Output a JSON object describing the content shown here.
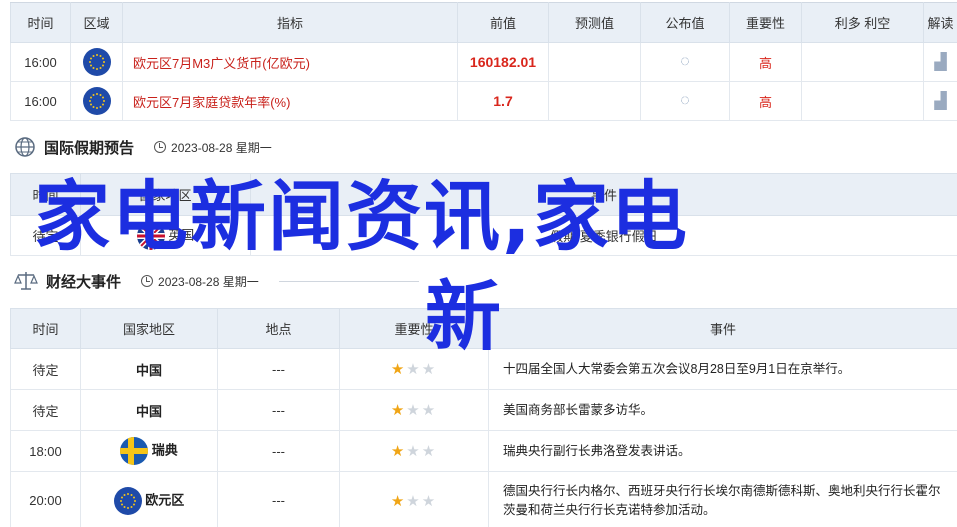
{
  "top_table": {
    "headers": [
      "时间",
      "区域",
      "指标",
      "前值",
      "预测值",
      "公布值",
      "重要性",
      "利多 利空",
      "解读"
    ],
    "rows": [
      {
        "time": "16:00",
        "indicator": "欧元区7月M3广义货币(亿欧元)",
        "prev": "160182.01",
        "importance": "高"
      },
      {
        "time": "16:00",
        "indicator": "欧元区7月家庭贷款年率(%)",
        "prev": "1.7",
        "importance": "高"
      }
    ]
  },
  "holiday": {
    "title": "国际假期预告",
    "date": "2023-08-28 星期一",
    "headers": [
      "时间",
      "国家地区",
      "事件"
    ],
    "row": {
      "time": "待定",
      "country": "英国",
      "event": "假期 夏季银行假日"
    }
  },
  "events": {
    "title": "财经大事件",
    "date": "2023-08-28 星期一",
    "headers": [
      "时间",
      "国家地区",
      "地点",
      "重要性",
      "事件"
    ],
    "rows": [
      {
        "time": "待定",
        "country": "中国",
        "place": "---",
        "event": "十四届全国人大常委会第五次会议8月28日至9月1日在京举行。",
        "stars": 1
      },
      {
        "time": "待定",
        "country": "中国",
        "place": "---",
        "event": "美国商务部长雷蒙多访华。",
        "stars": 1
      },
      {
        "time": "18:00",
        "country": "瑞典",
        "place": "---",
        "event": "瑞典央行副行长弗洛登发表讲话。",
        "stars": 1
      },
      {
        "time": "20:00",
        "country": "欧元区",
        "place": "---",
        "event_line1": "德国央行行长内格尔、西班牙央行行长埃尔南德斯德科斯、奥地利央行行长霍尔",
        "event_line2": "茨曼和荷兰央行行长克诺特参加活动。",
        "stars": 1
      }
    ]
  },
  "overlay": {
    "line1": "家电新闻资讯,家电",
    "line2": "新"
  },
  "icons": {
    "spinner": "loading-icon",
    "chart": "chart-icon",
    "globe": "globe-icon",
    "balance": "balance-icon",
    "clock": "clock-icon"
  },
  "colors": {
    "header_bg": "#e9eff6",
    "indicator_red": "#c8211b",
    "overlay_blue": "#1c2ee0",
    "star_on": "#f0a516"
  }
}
──────────────────────────────
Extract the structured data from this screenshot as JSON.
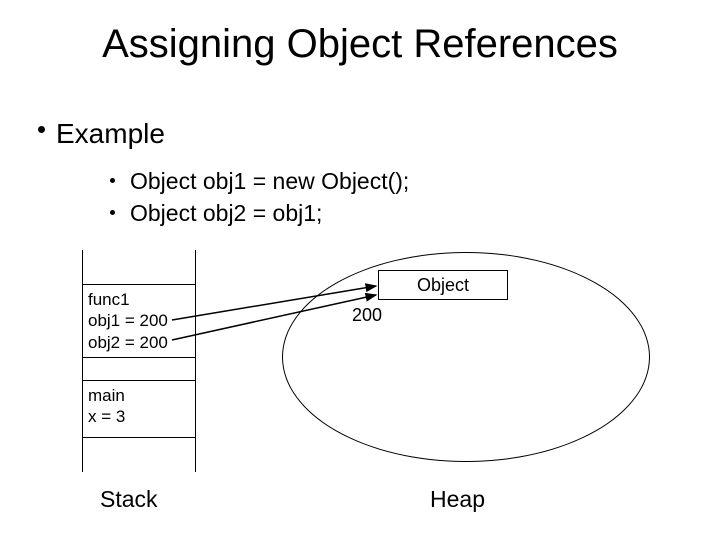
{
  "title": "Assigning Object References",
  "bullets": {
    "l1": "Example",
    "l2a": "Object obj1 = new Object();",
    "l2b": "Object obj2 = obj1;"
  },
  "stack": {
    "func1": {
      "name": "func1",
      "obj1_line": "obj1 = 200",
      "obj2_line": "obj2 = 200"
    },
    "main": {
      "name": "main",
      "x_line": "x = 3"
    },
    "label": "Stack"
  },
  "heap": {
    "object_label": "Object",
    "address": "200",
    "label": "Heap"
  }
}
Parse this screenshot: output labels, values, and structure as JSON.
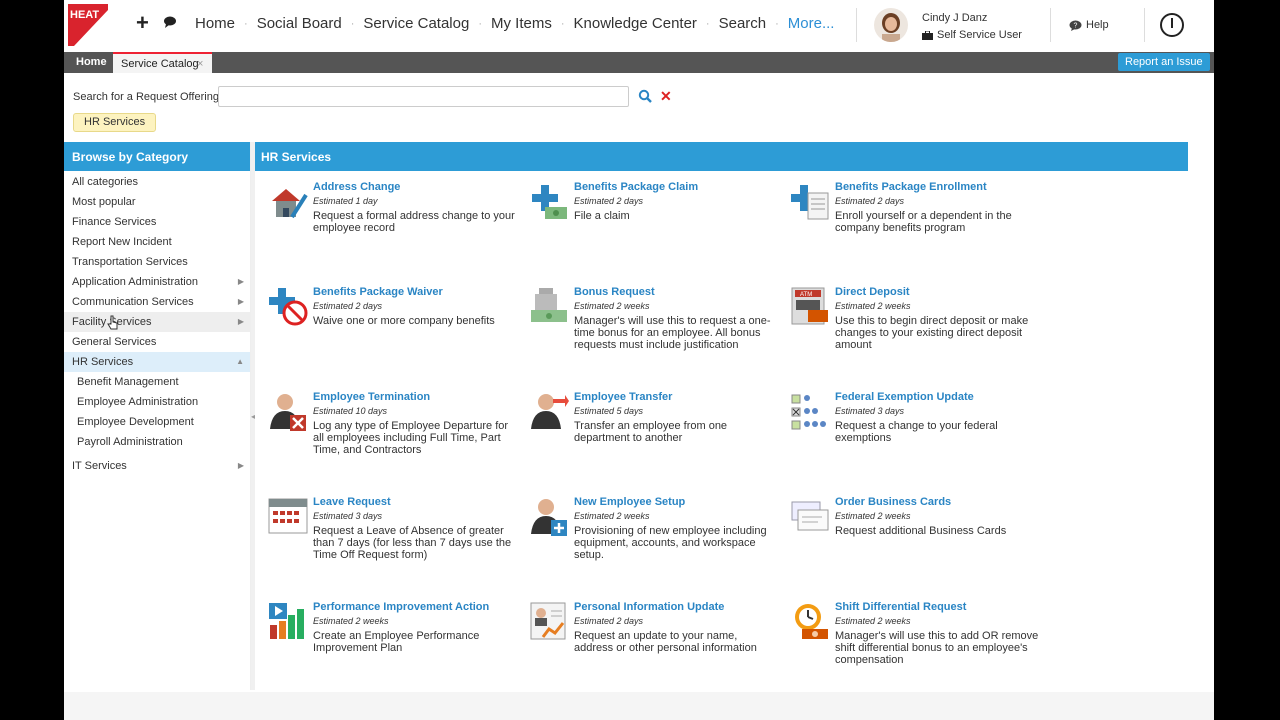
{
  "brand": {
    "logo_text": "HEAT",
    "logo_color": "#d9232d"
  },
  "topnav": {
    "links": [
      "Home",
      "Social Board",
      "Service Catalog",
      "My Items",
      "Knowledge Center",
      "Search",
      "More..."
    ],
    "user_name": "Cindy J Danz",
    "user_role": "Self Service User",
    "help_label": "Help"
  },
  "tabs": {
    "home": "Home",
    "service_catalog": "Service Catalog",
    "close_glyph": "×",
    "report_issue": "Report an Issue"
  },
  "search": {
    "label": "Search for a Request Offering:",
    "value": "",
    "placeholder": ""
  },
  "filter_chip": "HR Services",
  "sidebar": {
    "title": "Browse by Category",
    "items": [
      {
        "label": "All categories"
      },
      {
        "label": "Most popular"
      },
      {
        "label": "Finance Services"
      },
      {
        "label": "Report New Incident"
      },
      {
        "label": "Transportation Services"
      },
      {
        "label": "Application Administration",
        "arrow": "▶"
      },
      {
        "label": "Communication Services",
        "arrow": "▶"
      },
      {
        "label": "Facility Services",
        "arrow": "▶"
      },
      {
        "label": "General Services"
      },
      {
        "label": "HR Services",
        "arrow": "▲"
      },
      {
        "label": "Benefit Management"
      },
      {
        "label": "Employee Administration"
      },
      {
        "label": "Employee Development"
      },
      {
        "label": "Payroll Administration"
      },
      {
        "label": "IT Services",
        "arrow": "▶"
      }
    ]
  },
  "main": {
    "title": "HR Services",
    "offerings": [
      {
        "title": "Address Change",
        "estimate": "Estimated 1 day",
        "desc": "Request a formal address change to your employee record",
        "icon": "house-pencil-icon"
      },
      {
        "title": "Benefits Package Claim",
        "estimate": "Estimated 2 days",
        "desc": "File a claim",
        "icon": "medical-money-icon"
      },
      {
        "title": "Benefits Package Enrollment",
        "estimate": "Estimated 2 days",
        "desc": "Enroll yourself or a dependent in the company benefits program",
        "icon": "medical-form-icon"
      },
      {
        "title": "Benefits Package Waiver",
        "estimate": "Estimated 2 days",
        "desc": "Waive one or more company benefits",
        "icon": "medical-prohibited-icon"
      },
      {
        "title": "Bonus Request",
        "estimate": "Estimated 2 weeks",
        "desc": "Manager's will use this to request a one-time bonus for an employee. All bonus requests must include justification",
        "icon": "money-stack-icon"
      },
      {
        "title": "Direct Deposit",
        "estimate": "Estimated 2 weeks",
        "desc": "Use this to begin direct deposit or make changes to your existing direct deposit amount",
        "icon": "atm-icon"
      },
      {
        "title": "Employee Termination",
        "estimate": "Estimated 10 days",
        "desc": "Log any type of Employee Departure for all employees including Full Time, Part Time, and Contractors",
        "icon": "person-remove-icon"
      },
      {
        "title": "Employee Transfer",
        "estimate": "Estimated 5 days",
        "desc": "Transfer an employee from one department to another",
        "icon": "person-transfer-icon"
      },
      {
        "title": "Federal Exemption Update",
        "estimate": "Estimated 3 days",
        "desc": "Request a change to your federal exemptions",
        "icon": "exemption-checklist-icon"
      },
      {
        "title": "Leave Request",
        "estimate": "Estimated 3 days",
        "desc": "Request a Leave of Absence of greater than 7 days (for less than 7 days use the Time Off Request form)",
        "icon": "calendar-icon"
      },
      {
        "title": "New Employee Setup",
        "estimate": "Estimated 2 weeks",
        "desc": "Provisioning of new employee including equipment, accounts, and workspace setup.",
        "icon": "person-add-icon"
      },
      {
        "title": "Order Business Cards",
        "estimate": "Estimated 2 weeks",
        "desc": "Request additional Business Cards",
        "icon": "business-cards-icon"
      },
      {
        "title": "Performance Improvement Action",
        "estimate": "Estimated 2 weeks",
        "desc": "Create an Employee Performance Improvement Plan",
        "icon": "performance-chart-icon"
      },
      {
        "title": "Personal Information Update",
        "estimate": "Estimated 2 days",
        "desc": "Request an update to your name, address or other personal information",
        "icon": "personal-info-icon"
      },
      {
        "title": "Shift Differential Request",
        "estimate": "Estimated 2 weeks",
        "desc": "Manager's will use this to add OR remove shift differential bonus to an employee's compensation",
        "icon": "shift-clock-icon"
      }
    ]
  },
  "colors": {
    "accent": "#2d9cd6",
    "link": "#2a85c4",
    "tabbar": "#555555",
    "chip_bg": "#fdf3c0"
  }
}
──────────────────────────────
Extract all lines containing the word "Package".

        "title": "Benefits Package Claim",
        "title": "Benefits Package Enrollment",
        "title": "Benefits Package Waiver",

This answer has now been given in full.